- Directions for this task -
Will you print the material below without altering a single character?

- Supplied entries -
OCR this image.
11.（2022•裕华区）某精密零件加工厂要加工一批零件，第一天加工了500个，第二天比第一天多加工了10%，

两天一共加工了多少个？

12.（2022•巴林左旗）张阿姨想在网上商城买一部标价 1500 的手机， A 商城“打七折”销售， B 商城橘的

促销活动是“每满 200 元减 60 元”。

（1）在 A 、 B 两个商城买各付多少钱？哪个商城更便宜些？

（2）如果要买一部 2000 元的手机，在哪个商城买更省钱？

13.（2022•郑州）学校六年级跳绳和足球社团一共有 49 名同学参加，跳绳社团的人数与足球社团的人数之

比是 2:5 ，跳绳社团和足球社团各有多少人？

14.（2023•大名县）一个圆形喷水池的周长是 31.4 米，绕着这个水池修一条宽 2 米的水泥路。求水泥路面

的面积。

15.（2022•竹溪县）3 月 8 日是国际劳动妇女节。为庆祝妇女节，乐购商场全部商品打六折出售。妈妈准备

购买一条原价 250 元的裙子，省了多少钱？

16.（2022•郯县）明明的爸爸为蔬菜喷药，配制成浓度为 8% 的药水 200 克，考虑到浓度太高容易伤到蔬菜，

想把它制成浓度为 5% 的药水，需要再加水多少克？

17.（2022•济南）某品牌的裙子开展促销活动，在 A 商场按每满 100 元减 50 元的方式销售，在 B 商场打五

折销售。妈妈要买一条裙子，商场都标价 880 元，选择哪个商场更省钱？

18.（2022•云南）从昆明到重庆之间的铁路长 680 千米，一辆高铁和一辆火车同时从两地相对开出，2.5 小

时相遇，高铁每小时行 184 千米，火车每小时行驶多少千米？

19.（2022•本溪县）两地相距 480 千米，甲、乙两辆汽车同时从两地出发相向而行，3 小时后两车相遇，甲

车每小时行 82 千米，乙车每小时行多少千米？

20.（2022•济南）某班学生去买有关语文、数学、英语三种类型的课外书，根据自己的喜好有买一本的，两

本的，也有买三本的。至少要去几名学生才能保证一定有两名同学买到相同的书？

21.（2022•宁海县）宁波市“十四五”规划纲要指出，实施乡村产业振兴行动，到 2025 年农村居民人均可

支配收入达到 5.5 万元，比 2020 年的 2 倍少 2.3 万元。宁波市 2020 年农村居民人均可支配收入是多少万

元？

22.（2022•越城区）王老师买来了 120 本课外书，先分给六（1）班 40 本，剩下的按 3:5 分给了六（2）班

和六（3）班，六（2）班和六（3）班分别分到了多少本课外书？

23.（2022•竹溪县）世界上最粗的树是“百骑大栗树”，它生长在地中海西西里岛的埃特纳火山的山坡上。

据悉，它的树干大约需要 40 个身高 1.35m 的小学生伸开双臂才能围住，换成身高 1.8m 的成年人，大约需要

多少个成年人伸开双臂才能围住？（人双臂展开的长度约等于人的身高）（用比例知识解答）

- Solved problem -
OCR this image.
11.（2022•裕华区）某精密零件加工厂要加工一批零件，第一天加工了500个，第二天比第一天多加工了10%，

两天一共加工了多少个？

12.（2022•巴林左旗）张阿姨想在网上商城买一部标价 1500 的手机， A 商城“打七折”销售， B 商城橘的

促销活动是“每满 200 元减 60 元”。

（1）在 A 、 B 两个商城买各付多少钱？哪个商城更便宜些？

（2）如果要买一部 2000 元的手机，在哪个商城买更省钱？

13.（2022•郑州）学校六年级跳绳和足球社团一共有 49 名同学参加，跳绳社团的人数与足球社团的人数之

比是 2:5 ，跳绳社团和足球社团各有多少人？

14.（2023•大名县）一个圆形喷水池的周长是 31.4 米，绕着这个水池修一条宽 2 米的水泥路。求水泥路面

的面积。

15.（2022•竹溪县）3 月 8 日是国际劳动妇女节。为庆祝妇女节，乐购商场全部商品打六折出售。妈妈准备

购买一条原价 250 元的裙子，省了多少钱？

16.（2022•郯县）明明的爸爸为蔬菜喷药，配制成浓度为 8% 的药水 200 克，考虑到浓度太高容易伤到蔬菜，

想把它制成浓度为 5% 的药水，需要再加水多少克？

17.（2022•济南）某品牌的裙子开展促销活动，在 A 商场按每满 100 元减 50 元的方式销售，在 B 商场打五

折销售。妈妈要买一条裙子，商场都标价 880 元，选择哪个商场更省钱？

18.（2022•云南）从昆明到重庆之间的铁路长 680 千米，一辆高铁和一辆火车同时从两地相对开出，2.5 小

时相遇，高铁每小时行 184 千米，火车每小时行驶多少千米？

19.（2022•本溪县）两地相距 480 千米，甲、乙两辆汽车同时从两地出发相向而行，3 小时后两车相遇，甲

车每小时行 82 千米，乙车每小时行多少千米？

20.（2022•济南）某班学生去买有关语文、数学、英语三种类型的课外书，根据自己的喜好有买一本的，两

本的，也有买三本的。至少要去几名学生才能保证一定有两名同学买到相同的书？

21.（2022•宁海县）宁波市“十四五”规划纲要指出，实施乡村产业振兴行动，到 2025 年农村居民人均可

支配收入达到 5.5 万元，比 2020 年的 2 倍少 2.3 万元。宁波市 2020 年农村居民人均可支配收入是多少万

元？

22.（2022•越城区）王老师买来了 120 本课外书，先分给六（1）班 40 本，剩下的按 3:5 分给了六（2）班

和六（3）班，六（2）班和六（3）班分别分到了多少本课外书？

23.（2022•竹溪县）世界上最粗的树是“百骑大栗树”，它生长在地中海西西里岛的埃特纳火山的山坡上。

据悉，它的树干大约需要 40 个身高 1.35m 的小学生伸开双臂才能围住，换成身高 1.8m 的成年人，大约需要

多少个成年人伸开双臂才能围住？（人双臂展开的长度约等于人的身高）（用比例知识解答）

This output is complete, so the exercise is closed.